▸ WHAT IS REQUIRED: Copy the lines that follow, keeping every character the same.

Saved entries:

↓↓↓

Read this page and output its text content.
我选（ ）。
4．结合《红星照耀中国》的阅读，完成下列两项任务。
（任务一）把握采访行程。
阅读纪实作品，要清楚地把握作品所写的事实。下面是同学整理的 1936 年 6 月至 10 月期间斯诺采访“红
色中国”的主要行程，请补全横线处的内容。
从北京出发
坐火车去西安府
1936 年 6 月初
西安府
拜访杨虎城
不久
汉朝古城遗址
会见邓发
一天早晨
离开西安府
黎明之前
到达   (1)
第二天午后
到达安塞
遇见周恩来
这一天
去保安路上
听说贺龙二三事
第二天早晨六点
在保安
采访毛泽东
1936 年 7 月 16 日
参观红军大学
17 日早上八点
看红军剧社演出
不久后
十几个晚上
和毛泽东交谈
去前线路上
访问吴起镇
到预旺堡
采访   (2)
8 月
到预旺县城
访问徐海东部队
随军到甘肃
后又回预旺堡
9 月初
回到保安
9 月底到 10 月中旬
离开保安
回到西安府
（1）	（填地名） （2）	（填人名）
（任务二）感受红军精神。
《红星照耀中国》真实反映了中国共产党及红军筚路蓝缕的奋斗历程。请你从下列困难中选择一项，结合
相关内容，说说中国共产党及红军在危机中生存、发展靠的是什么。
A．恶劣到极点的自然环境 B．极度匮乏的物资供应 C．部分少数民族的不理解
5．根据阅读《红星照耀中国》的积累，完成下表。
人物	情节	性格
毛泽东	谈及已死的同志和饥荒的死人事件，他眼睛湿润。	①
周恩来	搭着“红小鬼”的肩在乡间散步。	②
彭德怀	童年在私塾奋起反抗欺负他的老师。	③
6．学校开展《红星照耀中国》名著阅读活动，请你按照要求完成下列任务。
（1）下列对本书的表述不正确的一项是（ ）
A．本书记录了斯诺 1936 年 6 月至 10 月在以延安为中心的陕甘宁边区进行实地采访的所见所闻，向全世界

↑↑↑

▸ CORRECT RESULT:
Read this page and output its text content.
我选（ ）。
4．结合《红星照耀中国》的阅读，完成下列两项任务。
（任务一）把握采访行程。
阅读纪实作品，要清楚地把握作品所写的事实。下面是同学整理的 1936 年 6 月至 10 月期间斯诺采访“红
色中国”的主要行程，请补全横线处的内容。
从北京出发
坐火车去西安府
1936 年 6 月初
西安府
拜访杨虎城
不久
汉朝古城遗址
会见邓发
一天早晨
离开西安府
黎明之前
到达   (1)
第二天午后
到达安塞
遇见周恩来
这一天
去保安路上
听说贺龙二三事
第二天早晨六点
在保安
采访毛泽东
1936 年 7 月 16 日
参观红军大学
17 日早上八点
看红军剧社演出
不久后
十几个晚上
和毛泽东交谈
去前线路上
访问吴起镇
到预旺堡
采访   (2)
8 月
到预旺县城
访问徐海东部队
随军到甘肃
后又回预旺堡
9 月初
回到保安
9 月底到 10 月中旬
离开保安
回到西安府
（1）	（填地名） （2）	（填人名）
（任务二）感受红军精神。
《红星照耀中国》真实反映了中国共产党及红军筚路蓝缕的奋斗历程。请你从下列困难中选择一项，结合
相关内容，说说中国共产党及红军在危机中生存、发展靠的是什么。
A．恶劣到极点的自然环境 B．极度匮乏的物资供应 C．部分少数民族的不理解
5．根据阅读《红星照耀中国》的积累，完成下表。
人物	情节	性格
毛泽东	谈及已死的同志和饥荒的死人事件，他眼睛湿润。	①
周恩来	搭着“红小鬼”的肩在乡间散步。	②
彭德怀	童年在私塾奋起反抗欺负他的老师。	③
6．学校开展《红星照耀中国》名著阅读活动，请你按照要求完成下列任务。
（1）下列对本书的表述不正确的一项是（ ）
A．本书记录了斯诺 1936 年 6 月至 10 月在以延安为中心的陕甘宁边区进行实地采访的所见所闻，向全世界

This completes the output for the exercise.